- _GIVEN REQUEST_
Reproduce each record exactly.

- _RECORDED DATA_
►
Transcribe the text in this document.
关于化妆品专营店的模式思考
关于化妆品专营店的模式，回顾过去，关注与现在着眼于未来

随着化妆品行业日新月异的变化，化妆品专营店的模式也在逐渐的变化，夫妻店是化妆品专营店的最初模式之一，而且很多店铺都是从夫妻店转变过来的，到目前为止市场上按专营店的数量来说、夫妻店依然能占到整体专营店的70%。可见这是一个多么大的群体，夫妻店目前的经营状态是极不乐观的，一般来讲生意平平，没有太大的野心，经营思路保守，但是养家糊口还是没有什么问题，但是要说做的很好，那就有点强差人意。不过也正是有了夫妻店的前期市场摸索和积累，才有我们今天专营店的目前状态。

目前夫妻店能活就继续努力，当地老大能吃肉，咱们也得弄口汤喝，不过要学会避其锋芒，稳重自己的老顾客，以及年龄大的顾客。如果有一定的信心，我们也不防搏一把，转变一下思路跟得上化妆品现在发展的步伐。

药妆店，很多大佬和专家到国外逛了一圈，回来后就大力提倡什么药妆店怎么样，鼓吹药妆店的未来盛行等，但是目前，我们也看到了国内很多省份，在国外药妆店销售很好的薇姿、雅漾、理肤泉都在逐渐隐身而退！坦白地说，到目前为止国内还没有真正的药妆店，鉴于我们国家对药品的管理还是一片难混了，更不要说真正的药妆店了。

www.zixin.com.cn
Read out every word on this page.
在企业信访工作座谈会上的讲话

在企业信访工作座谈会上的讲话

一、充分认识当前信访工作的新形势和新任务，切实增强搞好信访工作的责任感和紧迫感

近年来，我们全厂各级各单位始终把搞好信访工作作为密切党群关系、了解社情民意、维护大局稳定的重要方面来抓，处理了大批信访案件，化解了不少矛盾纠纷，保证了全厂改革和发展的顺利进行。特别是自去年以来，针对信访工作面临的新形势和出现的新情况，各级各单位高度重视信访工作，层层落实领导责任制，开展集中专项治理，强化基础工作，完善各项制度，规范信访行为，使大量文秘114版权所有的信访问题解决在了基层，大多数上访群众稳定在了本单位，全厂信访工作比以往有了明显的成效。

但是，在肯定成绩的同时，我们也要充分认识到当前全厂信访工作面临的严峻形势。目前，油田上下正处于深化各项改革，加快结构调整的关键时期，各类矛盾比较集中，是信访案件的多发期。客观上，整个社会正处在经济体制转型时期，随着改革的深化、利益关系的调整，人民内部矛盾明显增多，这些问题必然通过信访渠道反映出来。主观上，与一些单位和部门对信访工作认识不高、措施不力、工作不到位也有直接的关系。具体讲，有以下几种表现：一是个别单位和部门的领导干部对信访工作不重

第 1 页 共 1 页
◄
- _THE SOLUTION_
Transcribe the text in this document.
关于化妆品专营店的模式思考
关于化妆品专营店的模式，回顾过去，关注与现在着眼于未来

随着化妆品行业日新月异的变化，化妆品专营店的模式也在逐渐的变化，夫妻店是化妆品专营店的最初模式之一，而且很多店铺都是从夫妻店转变过来的，到目前为止市场上按专营店的数量来说、夫妻店依然能占到整体专营店的70%。可见这是一个多么大的群体，夫妻店目前的经营状态是极不乐观的，一般来讲生意平平，没有太大的野心，经营思路保守，但是养家糊口还是没有什么问题，但是要说做的很好，那就有点强差人意。不过也正是有了夫妻店的前期市场摸索和积累，才有我们今天专营店的目前状态。

目前夫妻店能活就继续努力，当地老大能吃肉，咱们也得弄口汤喝，不过要学会避其锋芒，稳重自己的老顾客，以及年龄大的顾客。如果有一定的信心，我们也不防搏一把，转变一下思路跟得上化妆品现在发展的步伐。

药妆店，很多大佬和专家到国外逛了一圈，回来后就大力提倡什么药妆店怎么样，鼓吹药妆店的未来盛行等，但是目前，我们也看到了国内很多省份，在国外药妆店销售很好的薇姿、雅漾、理肤泉都在逐渐隐身而退！坦白地说，到目前为止国内还没有真正的药妆店，鉴于我们国家对药品的管理还是一片难混了，更不要说真正的药妆店了。

www.zixin.com.cn
Read out every word on this page.
在企业信访工作座谈会上的讲话

在企业信访工作座谈会上的讲话

一、充分认识当前信访工作的新形势和新任务，切实增强搞好信访工作的责任感和紧迫感

近年来，我们全厂各级各单位始终把搞好信访工作作为密切党群关系、了解社情民意、维护大局稳定的重要方面来抓，处理了大批信访案件，化解了不少矛盾纠纷，保证了全厂改革和发展的顺利进行。特别是自去年以来，针对信访工作面临的新形势和出现的新情况，各级各单位高度重视信访工作，层层落实领导责任制，开展集中专项治理，强化基础工作，完善各项制度，规范信访行为，使大量文秘114版权所有的信访问题解决在了基层，大多数上访群众稳定在了本单位，全厂信访工作比以往有了明显的成效。

但是，在肯定成绩的同时，我们也要充分认识到当前全厂信访工作面临的严峻形势。目前，油田上下正处于深化各项改革，加快结构调整的关键时期，各类矛盾比较集中，是信访案件的多发期。客观上，整个社会正处在经济体制转型时期，随着改革的深化、利益关系的调整，人民内部矛盾明显增多，这些问题必然通过信访渠道反映出来。主观上，与一些单位和部门对信访工作认识不高、措施不力、工作不到位也有直接的关系。具体讲，有以下几种表现：一是个别单位和部门的领导干部对信访工作不重

第 1 页 共 1 页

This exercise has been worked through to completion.